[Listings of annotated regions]

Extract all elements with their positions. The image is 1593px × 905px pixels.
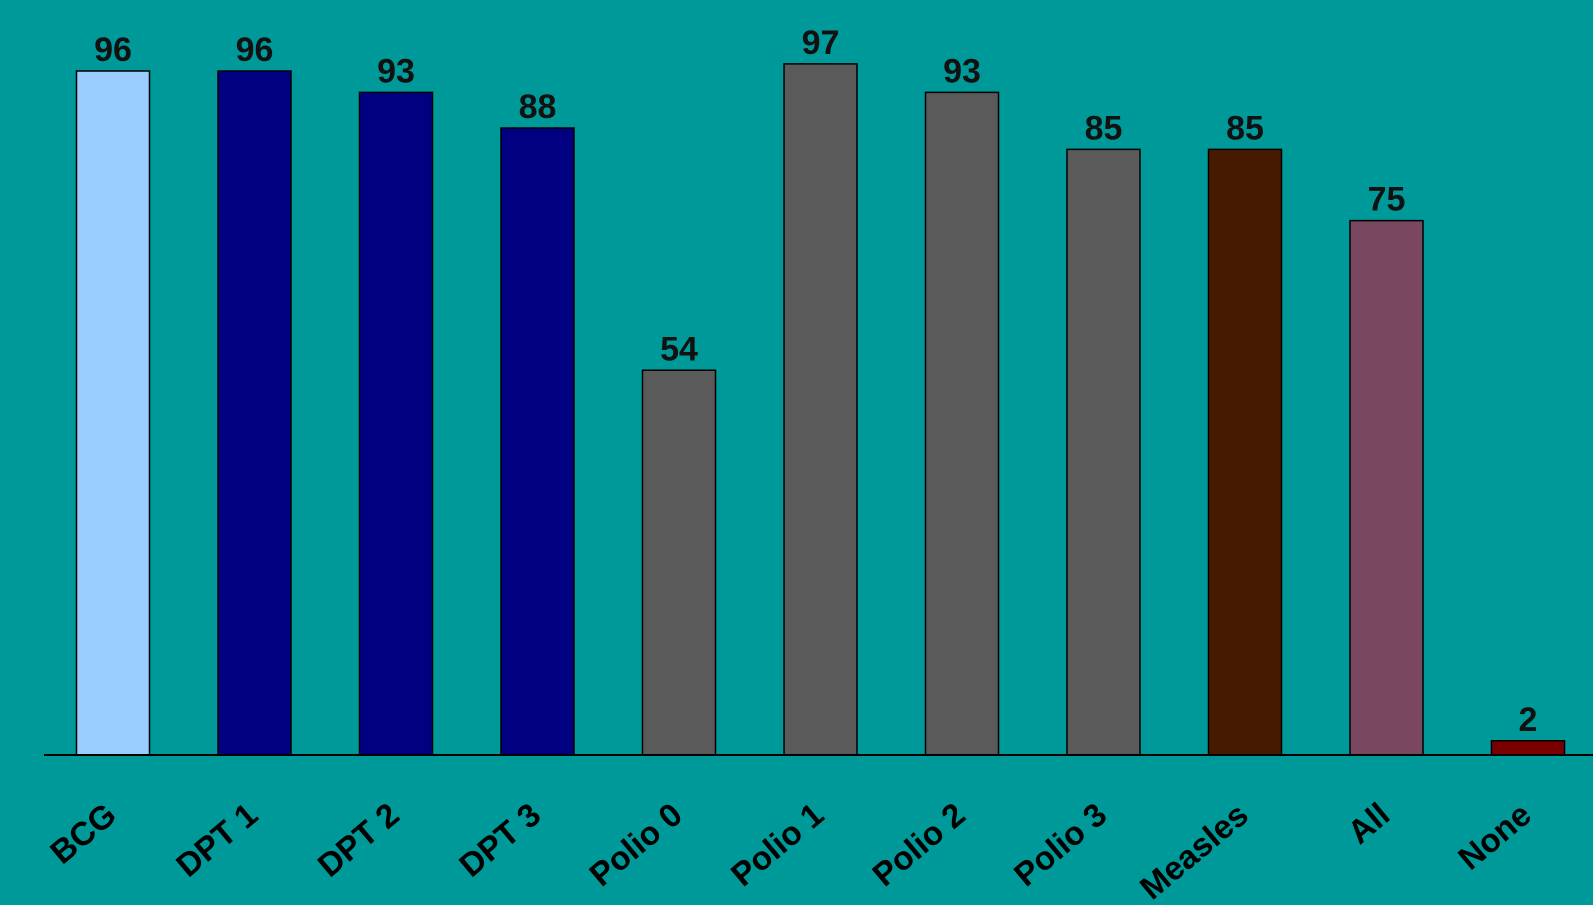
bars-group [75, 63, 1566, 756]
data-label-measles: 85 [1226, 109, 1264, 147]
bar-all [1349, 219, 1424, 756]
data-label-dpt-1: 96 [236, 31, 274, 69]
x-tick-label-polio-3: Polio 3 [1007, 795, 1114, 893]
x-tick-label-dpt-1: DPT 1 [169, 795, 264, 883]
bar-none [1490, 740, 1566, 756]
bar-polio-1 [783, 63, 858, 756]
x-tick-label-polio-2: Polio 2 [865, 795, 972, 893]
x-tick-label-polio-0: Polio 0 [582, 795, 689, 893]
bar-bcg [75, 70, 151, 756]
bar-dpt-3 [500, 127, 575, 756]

Problem requirements. Render every line above as a numbered list, omitting blank lines and leaving the pictures out.

Output of the task.
1. Extract all elements with their positions. The image is 1593px × 905px pixels.
2. bars-group [75, 63, 1566, 756]
3. data-label-measles: 85 [1226, 109, 1264, 147]
4. bar-all [1349, 219, 1424, 756]
5. data-label-dpt-1: 96 [236, 31, 274, 69]
6. x-tick-label-polio-3: Polio 3 [1007, 795, 1114, 893]
7. x-tick-label-dpt-1: DPT 1 [169, 795, 264, 883]
8. bar-none [1490, 740, 1566, 756]
9. bar-polio-1 [783, 63, 858, 756]
10. x-tick-label-polio-2: Polio 2 [865, 795, 972, 893]
11. x-tick-label-polio-0: Polio 0 [582, 795, 689, 893]
12. bar-bcg [75, 70, 151, 756]
13. bar-dpt-3 [500, 127, 575, 756]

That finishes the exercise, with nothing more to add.